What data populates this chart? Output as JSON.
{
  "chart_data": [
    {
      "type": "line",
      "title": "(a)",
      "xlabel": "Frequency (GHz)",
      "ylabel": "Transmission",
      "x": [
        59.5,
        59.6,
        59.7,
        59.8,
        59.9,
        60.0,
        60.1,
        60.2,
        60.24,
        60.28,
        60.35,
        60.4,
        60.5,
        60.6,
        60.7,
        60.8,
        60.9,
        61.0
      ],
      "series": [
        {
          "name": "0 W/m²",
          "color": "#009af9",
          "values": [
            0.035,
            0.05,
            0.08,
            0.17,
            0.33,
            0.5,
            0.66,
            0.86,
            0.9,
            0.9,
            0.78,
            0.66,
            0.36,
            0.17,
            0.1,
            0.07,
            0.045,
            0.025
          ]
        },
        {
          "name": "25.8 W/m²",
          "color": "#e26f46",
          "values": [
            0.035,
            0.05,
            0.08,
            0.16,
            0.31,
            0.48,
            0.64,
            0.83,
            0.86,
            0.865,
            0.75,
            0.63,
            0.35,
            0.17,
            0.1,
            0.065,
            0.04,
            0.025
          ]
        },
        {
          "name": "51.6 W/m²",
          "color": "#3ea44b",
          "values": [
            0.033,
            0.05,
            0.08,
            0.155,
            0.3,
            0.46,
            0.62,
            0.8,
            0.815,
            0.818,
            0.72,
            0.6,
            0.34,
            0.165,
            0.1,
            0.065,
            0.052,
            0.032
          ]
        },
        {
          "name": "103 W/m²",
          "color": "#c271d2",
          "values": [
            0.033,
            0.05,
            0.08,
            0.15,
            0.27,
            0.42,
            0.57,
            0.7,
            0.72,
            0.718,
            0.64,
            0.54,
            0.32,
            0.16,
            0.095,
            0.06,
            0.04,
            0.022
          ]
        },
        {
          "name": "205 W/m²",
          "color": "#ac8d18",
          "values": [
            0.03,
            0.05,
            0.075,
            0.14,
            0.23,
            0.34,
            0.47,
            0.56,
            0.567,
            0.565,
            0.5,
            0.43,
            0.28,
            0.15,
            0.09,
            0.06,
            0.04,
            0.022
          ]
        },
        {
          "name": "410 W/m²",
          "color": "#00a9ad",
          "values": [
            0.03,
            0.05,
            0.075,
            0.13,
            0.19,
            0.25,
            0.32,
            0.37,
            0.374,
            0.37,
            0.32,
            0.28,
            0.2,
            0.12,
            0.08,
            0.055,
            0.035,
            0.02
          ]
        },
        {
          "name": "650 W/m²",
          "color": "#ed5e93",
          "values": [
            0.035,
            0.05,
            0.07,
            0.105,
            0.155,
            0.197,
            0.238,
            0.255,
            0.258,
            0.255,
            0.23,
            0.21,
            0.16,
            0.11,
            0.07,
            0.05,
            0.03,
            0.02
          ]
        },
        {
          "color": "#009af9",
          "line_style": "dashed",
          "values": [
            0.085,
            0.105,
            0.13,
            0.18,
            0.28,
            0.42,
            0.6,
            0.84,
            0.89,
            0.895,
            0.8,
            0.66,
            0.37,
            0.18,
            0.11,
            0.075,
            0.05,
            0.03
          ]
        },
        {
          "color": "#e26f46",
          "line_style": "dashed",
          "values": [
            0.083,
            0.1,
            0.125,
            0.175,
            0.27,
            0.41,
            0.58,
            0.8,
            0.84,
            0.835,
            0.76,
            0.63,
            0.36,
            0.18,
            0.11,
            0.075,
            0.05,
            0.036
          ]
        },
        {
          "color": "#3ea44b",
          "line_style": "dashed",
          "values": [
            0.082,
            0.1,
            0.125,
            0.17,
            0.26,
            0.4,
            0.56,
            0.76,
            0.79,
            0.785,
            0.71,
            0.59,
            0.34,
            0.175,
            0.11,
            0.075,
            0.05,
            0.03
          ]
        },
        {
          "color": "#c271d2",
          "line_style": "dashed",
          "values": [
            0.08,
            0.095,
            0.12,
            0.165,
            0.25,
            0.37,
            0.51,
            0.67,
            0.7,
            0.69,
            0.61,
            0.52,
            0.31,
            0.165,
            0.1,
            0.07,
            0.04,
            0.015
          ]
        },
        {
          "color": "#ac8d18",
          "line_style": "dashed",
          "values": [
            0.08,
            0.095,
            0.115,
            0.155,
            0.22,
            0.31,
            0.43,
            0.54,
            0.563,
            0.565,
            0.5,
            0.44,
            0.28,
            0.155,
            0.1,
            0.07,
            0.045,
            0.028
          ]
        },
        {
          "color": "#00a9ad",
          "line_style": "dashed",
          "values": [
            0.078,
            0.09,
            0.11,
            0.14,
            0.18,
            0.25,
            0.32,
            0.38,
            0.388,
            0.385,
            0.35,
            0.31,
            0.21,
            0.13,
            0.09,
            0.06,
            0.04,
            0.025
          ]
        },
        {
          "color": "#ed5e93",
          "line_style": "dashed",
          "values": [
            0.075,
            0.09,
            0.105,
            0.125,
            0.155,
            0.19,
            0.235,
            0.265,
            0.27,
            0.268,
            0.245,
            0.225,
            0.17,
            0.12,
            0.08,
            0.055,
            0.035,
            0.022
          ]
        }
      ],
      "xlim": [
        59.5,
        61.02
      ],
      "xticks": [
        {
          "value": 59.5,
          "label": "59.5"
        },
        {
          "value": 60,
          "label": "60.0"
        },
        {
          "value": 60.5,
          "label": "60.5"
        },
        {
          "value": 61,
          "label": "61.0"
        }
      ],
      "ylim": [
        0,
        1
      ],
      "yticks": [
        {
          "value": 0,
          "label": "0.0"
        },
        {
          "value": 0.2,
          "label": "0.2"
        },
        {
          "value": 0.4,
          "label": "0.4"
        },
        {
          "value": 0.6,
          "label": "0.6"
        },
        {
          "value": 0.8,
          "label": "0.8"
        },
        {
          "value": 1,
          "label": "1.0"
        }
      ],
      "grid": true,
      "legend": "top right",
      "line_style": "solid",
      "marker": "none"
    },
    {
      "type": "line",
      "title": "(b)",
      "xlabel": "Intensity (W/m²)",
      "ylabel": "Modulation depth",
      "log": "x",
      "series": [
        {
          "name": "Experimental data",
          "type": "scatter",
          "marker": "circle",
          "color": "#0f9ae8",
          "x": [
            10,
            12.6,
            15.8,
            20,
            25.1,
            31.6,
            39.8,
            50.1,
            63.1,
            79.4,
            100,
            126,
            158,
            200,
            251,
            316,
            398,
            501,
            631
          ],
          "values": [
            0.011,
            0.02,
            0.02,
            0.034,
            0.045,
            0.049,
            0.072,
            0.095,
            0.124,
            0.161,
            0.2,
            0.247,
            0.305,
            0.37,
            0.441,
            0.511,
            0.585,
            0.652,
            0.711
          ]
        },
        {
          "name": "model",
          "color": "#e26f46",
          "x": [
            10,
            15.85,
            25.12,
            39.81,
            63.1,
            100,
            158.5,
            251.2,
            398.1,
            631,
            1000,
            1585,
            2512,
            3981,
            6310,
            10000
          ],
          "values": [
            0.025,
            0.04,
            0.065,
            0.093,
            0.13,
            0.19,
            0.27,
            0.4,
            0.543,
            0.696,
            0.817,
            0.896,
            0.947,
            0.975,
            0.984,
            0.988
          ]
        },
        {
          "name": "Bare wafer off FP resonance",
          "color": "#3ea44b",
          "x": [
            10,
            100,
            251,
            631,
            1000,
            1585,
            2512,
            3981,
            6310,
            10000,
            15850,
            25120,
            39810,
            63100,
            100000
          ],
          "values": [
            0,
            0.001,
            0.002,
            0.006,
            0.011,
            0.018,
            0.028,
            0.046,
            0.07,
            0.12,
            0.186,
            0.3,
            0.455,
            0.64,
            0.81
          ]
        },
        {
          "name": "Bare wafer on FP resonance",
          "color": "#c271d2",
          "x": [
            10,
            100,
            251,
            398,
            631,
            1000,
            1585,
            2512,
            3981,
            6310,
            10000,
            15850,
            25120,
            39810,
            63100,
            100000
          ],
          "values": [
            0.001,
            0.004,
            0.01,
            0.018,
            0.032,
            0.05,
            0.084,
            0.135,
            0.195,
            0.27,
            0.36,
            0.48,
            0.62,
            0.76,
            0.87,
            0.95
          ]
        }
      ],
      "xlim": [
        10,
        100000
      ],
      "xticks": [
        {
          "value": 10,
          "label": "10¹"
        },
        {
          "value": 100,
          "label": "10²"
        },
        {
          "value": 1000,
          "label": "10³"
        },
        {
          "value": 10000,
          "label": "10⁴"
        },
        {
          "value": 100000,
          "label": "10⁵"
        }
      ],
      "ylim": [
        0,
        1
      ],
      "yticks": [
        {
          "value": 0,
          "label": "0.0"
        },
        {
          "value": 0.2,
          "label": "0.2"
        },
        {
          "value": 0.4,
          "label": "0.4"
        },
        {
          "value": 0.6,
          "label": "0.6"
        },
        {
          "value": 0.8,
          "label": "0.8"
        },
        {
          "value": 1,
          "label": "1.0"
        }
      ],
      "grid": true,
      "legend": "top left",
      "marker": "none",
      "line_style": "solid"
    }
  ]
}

================================

What this task involves:
Pull out all lines of the data with the string "xlabel".

Full solution:
      "xlabel": "Frequency (GHz)",
      "xlabel": "Intensity (W/m²)",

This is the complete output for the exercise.